* BRIEF *
Quote only the lines from the one containing "What data populates" through the final line, both included, and omit the pictures.

··· MATERIAL SUPPLIED ···

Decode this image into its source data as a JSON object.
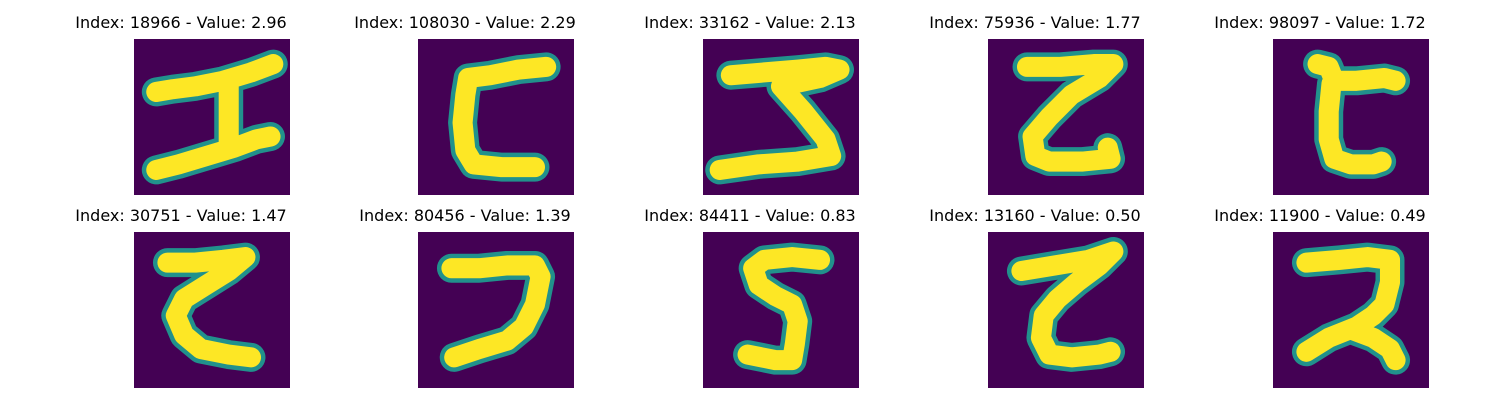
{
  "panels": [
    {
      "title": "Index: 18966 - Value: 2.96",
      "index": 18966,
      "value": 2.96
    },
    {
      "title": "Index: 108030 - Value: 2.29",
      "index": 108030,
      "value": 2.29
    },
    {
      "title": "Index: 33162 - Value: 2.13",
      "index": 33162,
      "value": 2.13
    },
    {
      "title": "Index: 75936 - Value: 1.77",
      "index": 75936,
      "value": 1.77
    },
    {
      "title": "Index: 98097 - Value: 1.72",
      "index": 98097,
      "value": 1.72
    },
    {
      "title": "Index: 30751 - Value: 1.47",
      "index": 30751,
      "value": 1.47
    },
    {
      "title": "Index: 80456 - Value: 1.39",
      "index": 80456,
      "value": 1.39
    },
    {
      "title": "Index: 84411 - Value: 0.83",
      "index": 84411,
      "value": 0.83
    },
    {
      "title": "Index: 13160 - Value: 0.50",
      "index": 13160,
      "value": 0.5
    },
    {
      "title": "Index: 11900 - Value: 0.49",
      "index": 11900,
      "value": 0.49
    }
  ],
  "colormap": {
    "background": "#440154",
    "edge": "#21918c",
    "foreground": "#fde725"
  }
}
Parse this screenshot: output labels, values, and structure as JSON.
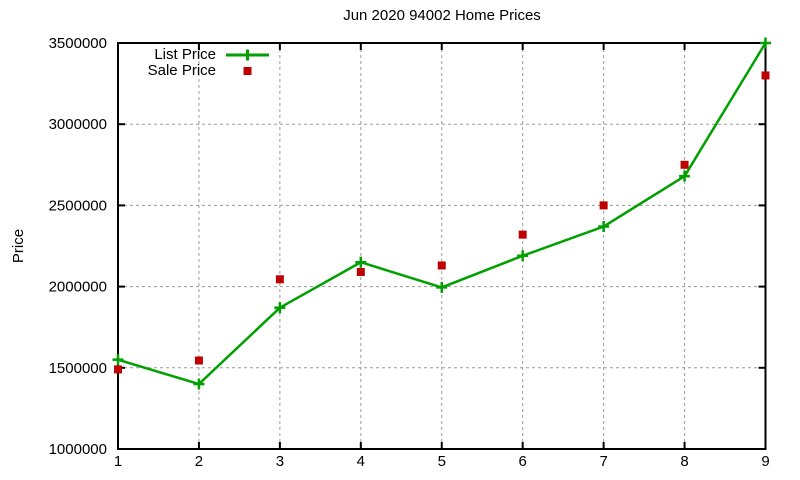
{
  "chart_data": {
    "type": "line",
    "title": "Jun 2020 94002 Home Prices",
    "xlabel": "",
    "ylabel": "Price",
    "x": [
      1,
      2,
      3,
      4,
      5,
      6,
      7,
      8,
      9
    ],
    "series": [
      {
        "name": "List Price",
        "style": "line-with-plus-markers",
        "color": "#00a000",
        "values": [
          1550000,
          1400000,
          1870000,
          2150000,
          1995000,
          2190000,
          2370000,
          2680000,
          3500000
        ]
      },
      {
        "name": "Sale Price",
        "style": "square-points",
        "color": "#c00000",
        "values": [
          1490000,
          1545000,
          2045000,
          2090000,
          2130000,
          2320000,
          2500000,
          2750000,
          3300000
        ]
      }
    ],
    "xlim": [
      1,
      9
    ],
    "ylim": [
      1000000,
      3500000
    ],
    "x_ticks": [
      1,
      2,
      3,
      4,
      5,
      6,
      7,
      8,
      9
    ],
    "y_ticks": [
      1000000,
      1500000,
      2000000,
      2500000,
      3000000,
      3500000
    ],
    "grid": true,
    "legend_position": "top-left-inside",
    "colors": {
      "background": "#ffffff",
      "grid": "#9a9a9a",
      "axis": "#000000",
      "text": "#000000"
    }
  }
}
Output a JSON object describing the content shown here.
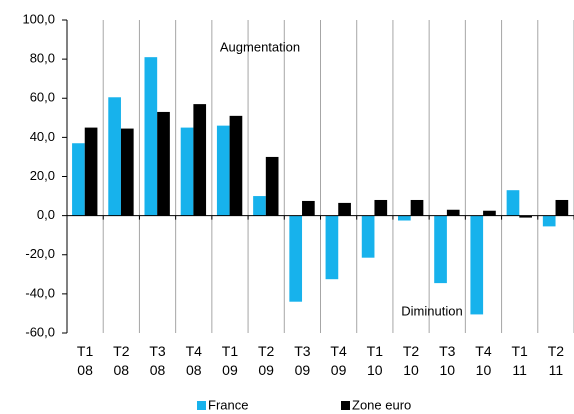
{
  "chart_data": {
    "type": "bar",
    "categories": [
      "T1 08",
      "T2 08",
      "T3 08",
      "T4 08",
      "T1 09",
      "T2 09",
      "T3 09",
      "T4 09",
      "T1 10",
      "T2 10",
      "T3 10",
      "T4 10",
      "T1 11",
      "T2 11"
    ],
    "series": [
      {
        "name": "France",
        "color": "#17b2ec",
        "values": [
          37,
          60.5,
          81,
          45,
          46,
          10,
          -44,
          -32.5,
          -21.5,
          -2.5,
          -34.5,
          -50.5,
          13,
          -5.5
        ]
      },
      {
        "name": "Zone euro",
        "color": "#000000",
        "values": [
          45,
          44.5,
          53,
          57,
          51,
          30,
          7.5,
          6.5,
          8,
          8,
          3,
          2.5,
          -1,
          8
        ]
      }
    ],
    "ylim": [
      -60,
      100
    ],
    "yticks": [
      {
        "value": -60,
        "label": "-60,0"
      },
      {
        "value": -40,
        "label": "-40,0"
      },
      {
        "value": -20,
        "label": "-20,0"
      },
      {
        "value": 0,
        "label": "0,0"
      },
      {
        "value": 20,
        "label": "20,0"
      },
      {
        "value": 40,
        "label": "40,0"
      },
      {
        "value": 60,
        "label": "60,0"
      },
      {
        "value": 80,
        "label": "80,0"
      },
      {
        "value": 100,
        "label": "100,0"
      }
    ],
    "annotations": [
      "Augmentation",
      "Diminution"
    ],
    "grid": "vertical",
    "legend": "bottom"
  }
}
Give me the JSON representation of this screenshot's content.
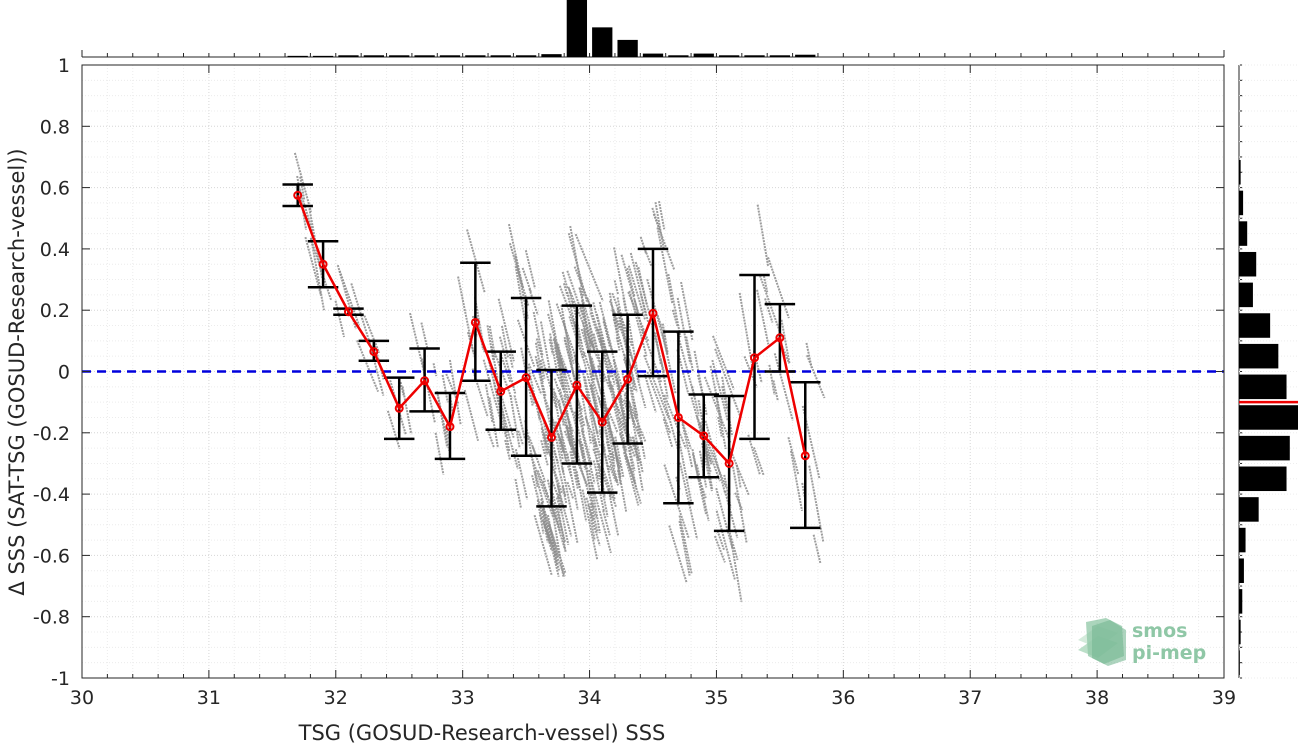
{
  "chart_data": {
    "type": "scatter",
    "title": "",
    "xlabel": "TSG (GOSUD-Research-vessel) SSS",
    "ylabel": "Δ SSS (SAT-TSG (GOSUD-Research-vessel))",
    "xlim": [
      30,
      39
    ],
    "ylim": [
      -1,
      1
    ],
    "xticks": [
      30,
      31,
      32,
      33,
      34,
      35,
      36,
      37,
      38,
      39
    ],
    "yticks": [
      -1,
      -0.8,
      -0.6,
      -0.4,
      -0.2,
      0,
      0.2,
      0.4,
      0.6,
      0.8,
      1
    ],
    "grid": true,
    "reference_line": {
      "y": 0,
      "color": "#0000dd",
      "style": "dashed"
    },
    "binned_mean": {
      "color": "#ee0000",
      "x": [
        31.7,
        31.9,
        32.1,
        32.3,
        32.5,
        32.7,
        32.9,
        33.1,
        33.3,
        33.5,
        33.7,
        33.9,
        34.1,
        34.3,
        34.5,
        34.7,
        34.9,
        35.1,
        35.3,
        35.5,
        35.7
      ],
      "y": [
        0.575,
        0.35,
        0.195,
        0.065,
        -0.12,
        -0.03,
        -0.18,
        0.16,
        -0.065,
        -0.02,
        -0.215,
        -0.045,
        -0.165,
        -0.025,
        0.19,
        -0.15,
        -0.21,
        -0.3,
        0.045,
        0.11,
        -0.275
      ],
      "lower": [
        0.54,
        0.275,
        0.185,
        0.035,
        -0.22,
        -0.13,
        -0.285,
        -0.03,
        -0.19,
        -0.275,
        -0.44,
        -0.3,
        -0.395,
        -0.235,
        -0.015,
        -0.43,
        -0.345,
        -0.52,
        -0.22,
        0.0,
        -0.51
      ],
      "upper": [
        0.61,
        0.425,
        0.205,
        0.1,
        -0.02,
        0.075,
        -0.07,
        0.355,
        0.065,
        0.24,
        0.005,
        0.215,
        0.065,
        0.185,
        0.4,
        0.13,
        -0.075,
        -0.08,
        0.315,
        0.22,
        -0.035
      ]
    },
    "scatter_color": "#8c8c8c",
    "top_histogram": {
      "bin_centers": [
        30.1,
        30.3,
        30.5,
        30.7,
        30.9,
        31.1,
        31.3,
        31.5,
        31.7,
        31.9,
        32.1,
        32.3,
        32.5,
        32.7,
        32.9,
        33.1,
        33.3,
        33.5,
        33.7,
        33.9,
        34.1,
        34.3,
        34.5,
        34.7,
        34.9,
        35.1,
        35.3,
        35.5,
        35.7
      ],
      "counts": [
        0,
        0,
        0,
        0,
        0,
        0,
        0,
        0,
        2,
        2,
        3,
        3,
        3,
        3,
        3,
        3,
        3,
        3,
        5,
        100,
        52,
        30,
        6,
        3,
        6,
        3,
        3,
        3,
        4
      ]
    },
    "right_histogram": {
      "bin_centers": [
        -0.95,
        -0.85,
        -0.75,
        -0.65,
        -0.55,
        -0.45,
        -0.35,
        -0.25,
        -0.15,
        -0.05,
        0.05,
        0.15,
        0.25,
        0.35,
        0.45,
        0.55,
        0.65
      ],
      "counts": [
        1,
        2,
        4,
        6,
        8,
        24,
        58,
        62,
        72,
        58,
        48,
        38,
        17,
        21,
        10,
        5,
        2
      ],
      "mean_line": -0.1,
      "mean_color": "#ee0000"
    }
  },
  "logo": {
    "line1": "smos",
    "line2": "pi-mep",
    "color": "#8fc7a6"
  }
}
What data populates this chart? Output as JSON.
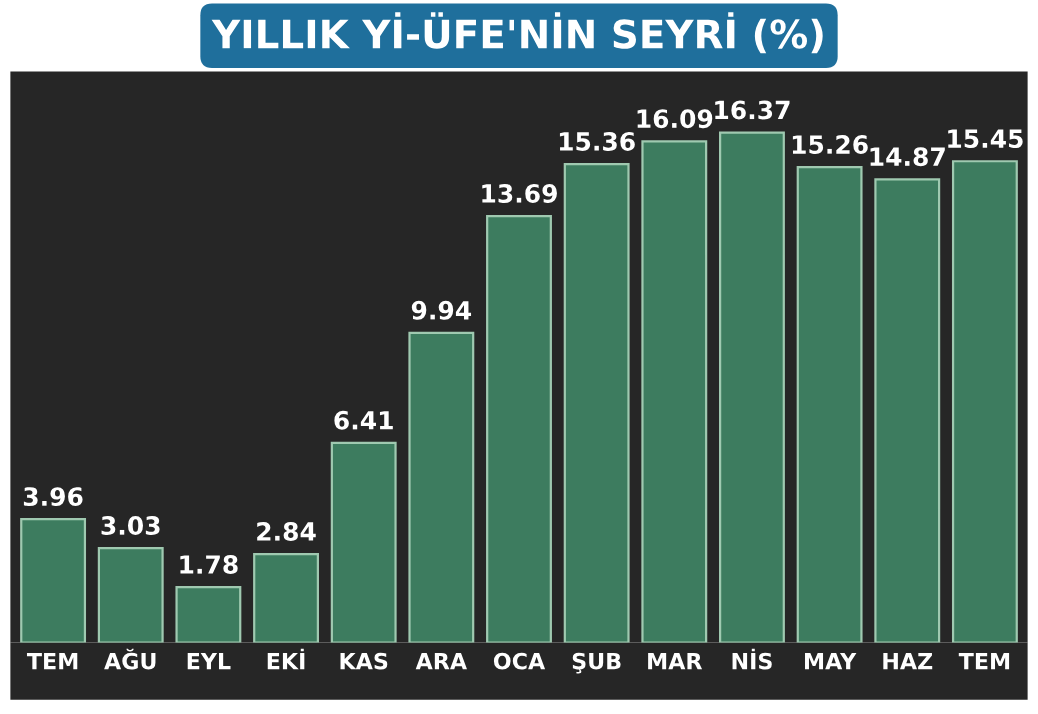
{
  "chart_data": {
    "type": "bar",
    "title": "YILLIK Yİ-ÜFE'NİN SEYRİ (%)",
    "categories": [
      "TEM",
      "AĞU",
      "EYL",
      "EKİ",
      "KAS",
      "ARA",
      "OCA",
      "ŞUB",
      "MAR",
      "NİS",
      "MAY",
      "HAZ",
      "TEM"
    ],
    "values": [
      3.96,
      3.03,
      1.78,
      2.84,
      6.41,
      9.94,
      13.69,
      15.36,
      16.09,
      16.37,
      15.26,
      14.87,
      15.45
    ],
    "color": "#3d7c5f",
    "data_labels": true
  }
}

···

* OUTPUT *
What data populates this chart? Output as JSON.
{
  "chart_data": {
    "type": "bar",
    "title": "YILLIK Yİ-ÜFE'NİN SEYRİ (%)",
    "categories": [
      "TEM",
      "AĞU",
      "EYL",
      "EKİ",
      "KAS",
      "ARA",
      "OCA",
      "ŞUB",
      "MAR",
      "NİS",
      "MAY",
      "HAZ",
      "TEM"
    ],
    "values": [
      3.96,
      3.03,
      1.78,
      2.84,
      6.41,
      9.94,
      13.69,
      15.36,
      16.09,
      16.37,
      15.26,
      14.87,
      15.45
    ],
    "color": "#3d7c5f",
    "data_labels": true
  }
}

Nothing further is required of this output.